(Source records)
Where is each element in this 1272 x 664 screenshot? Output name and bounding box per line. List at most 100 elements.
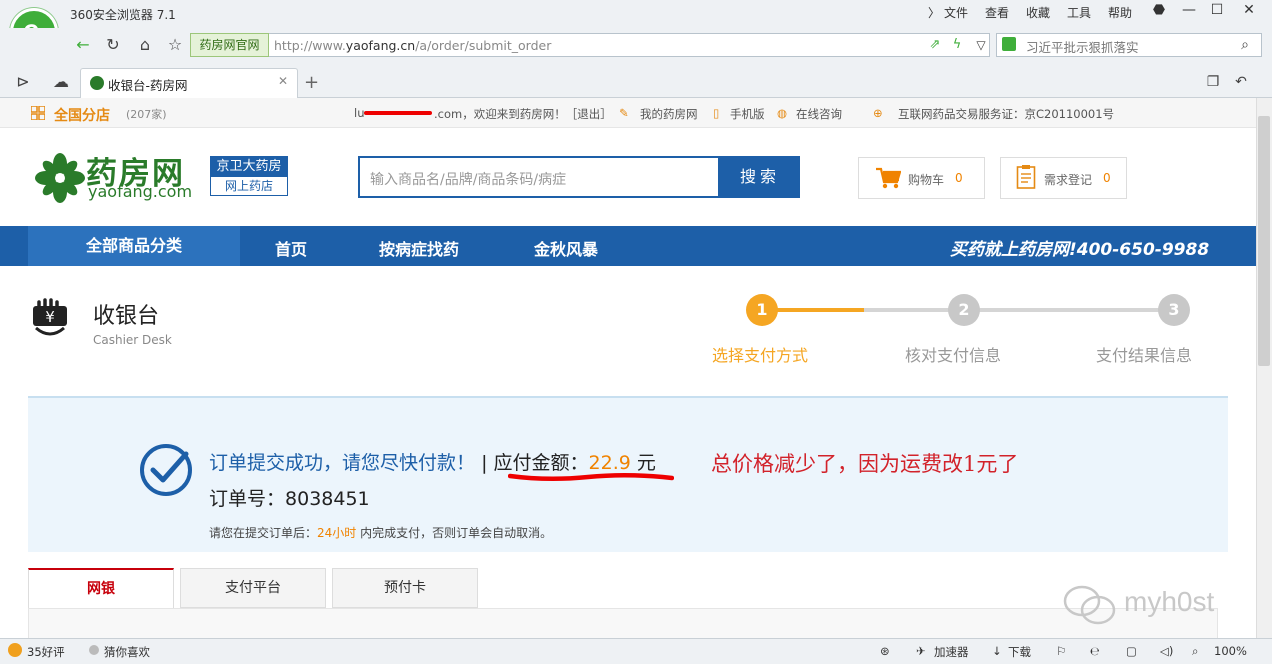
note-time: 24小时 <box>317 526 357 540</box>
zoom-icon[interactable]: ⌕ <box>1192 644 1198 659</box>
cashier-subtitle: Cashier Desk <box>93 333 172 347</box>
step-3-label: 支付结果信息 <box>1096 346 1193 365</box>
nav-all-categories[interactable]: 全部商品分类 <box>28 226 240 266</box>
menu-view[interactable]: 查看 <box>985 4 1009 21</box>
url-dropdown-icon[interactable]: ▽ <box>970 34 992 56</box>
mobile-link[interactable]: 手机版 <box>730 106 765 122</box>
menu-favorites[interactable]: 收藏 <box>1026 4 1050 21</box>
step-track-line <box>864 308 1164 312</box>
success-check-icon <box>140 444 192 496</box>
tab-payment-platform[interactable]: 支付平台 <box>180 568 326 608</box>
step-3-dot: 3 <box>1158 294 1190 326</box>
jingwei-badge-bottom: 网上药店 <box>224 179 273 193</box>
speaker-icon[interactable]: ◁) <box>1160 644 1173 658</box>
flag-icon[interactable]: ⚐ <box>1056 644 1066 658</box>
status-zoom[interactable]: 100% <box>1214 644 1247 658</box>
success-text: 订单提交成功，请您尽快付款！ <box>209 452 476 474</box>
logo-text-en[interactable]: yaofang.com <box>88 182 192 201</box>
status-rating[interactable]: 35好评 <box>27 644 65 660</box>
nav-by-symptom[interactable]: 按病症找药 <box>379 236 459 260</box>
note-prefix: 请您在提交订单后： <box>209 526 318 540</box>
nav-autumn-sale[interactable]: 金秋风暴 <box>534 236 598 260</box>
user-prefix: lu <box>354 106 365 120</box>
status-bar <box>0 638 1272 664</box>
payment-deadline-note: 请您在提交订单后：24小时 内完成支付，否则订单会自动取消。 <box>209 524 552 541</box>
branch-link[interactable]: 全国分店 <box>54 105 110 125</box>
favorite-star-icon[interactable]: ☆ <box>164 34 186 56</box>
skin-icon[interactable]: ⬣ <box>1146 2 1172 22</box>
refresh-icon[interactable]: ↻ <box>102 34 124 56</box>
search-button[interactable]: 搜索 <box>720 156 800 198</box>
mobile-icon: ▯ <box>713 106 720 120</box>
window-icon[interactable]: ▢ <box>1126 644 1137 658</box>
order-no-label: 订单号： <box>209 488 286 510</box>
site-chip[interactable]: 药房网官网 <box>190 33 269 57</box>
note-suffix: 内完成支付，否则订单会自动取消。 <box>360 526 553 540</box>
cart-count: 0 <box>955 171 963 185</box>
clipboard-icon <box>1016 165 1036 189</box>
search-engine-icon[interactable] <box>1002 37 1016 51</box>
separator: | <box>481 452 488 474</box>
url-path: /a/order/submit_order <box>415 38 552 53</box>
tab-online-banking[interactable]: 网银 <box>28 568 174 608</box>
product-search-placeholder: 输入商品名/品牌/商品条码/病症 <box>370 172 567 188</box>
download-icon[interactable]: ↓ <box>992 644 1002 658</box>
globe-icon: ⊕ <box>873 106 883 120</box>
compass-icon[interactable]: ⊛ <box>880 644 890 658</box>
ie-icon[interactable]: ℮ <box>1090 644 1100 658</box>
menu-expand-icon[interactable]: 〉 <box>928 4 940 21</box>
share-icon[interactable]: ⇗ <box>924 34 946 56</box>
maximize-button[interactable]: ☐ <box>1204 2 1230 22</box>
guess-icon <box>89 645 99 655</box>
grid-icon <box>31 106 45 120</box>
minimize-button[interactable]: — <box>1176 2 1202 22</box>
home-icon[interactable]: ⌂ <box>134 34 156 56</box>
cashier-icon: ¥ <box>33 298 67 336</box>
account-icon: ✎ <box>619 106 629 120</box>
step-1-label: 选择支付方式 <box>712 346 809 365</box>
status-accelerator[interactable]: 加速器 <box>934 644 969 660</box>
menu-file[interactable]: 文件 <box>944 4 968 21</box>
url-text[interactable]: http://www.yaofang.cn/a/order/submit_ord… <box>274 38 551 53</box>
close-window-button[interactable]: ✕ <box>1236 2 1262 22</box>
nav-slogan: 买药就上药房网!400-650-9988 <box>950 240 1210 260</box>
need-count: 0 <box>1103 171 1111 185</box>
back-icon[interactable]: ← <box>72 34 94 56</box>
tab-close-icon[interactable]: ✕ <box>278 74 288 88</box>
accelerator-icon[interactable]: ✈ <box>916 644 926 658</box>
restore-tabs-icon[interactable]: ❐ <box>1202 71 1224 93</box>
tab-title: 收银台-药房网 <box>108 78 188 93</box>
cart-icon <box>876 167 901 189</box>
new-tab-icon[interactable]: + <box>304 72 319 93</box>
price-annotation: 总价格减少了，因为运费改1元了 <box>711 452 1019 476</box>
red-underline-mark <box>508 472 674 482</box>
order-no-value: 8038451 <box>285 488 370 510</box>
web-page: 全国分店 (207家) lu .com，欢迎来到药房网！［退出］ ✎ 我的药房网… <box>0 98 1256 638</box>
redaction-mark <box>364 111 432 115</box>
search-icon[interactable]: ⌕ <box>1234 34 1256 56</box>
license-text: 互联网药品交易服务证：京C20110001号 <box>898 107 1115 121</box>
tab-prepaid-card[interactable]: 预付卡 <box>332 568 478 608</box>
undo-close-icon[interactable]: ↶ <box>1230 71 1252 93</box>
nav-home[interactable]: 首页 <box>275 236 307 260</box>
wechat-watermark-icon <box>1063 585 1116 625</box>
status-download[interactable]: 下载 <box>1008 644 1031 660</box>
status-guess-like[interactable]: 猜你喜欢 <box>104 644 150 660</box>
welcome-text[interactable]: .com，欢迎来到药房网！［退出］ <box>434 106 612 122</box>
my-account-link[interactable]: 我的药房网 <box>640 106 698 122</box>
menu-tools[interactable]: 工具 <box>1067 4 1091 21</box>
rating-icon <box>8 643 22 657</box>
order-number-line: 订单号：8038451 <box>209 484 370 511</box>
sidebar-toggle-icon[interactable]: ⊳ <box>12 71 34 93</box>
chat-icon: ◍ <box>777 106 788 120</box>
consult-link[interactable]: 在线咨询 <box>796 106 842 122</box>
scrollbar-thumb[interactable] <box>1258 116 1270 366</box>
yaofang-logo-icon[interactable] <box>34 152 86 204</box>
app-title: 360安全浏览器 7.1 <box>70 8 176 22</box>
watermark-text: myh0st <box>1124 586 1215 617</box>
menu-help[interactable]: 帮助 <box>1108 4 1132 21</box>
site-favicon-icon <box>90 76 104 90</box>
payment-tab-content <box>28 608 1218 638</box>
speed-mode-icon[interactable]: ϟ <box>946 34 968 56</box>
cloud-icon[interactable]: ☁ <box>50 71 72 93</box>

» Aim
Put the lines from the one containing "note-time: 24小时 <box>317 526 357 540</box>" through the one containing "status-rating[interactable]: 35好评 <box>27" into a Markdown table with the columns No. and Line. Give each line its own numbered row and leave out any blank lines.

» Full response
| No. | Line |
|---|---|
| 1 | note-time: 24小时 <box>317 526 357 540</box> |
| 2 | zoom-icon[interactable]: ⌕ <box>1192 644 1198 659</box> |
| 3 | cashier-subtitle: Cashier Desk <box>93 333 172 347</box> |
| 4 | step-3-label: 支付结果信息 <box>1096 346 1193 365</box> |
| 5 | nav-all-categories[interactable]: 全部商品分类 <box>28 226 240 266</box> |
| 6 | menu-view[interactable]: 查看 <box>985 4 1009 21</box> |
| 7 | url-dropdown-icon[interactable]: ▽ <box>970 34 992 56</box> |
| 8 | mobile-link[interactable]: 手机版 <box>730 106 765 122</box> |
| 9 | menu-favorites[interactable]: 收藏 <box>1026 4 1050 21</box> |
| 10 | step-track-line <box>864 308 1164 312</box> |
| 11 | success-check-icon <box>140 444 192 496</box> |
| 12 | tab-payment-platform[interactable]: 支付平台 <box>180 568 326 608</box> |
| 13 | step-3-dot: 3 <box>1158 294 1190 326</box> |
| 14 | jingwei-badge-bottom: 网上药店 <box>224 179 273 193</box> |
| 15 | speaker-icon[interactable]: ◁) <box>1160 644 1173 658</box> |
| 16 | flag-icon[interactable]: ⚐ <box>1056 644 1066 658</box> |
| 17 | status-zoom[interactable]: 100% <box>1214 644 1247 658</box> |
| 18 | success-text: 订单提交成功，请您尽快付款！ <box>209 452 476 474</box> |
| 19 | logo-text-en[interactable]: yaofang.com <box>88 182 192 201</box> |
| 20 | status-rating[interactable]: 35好评 <box>27 644 65 660</box> |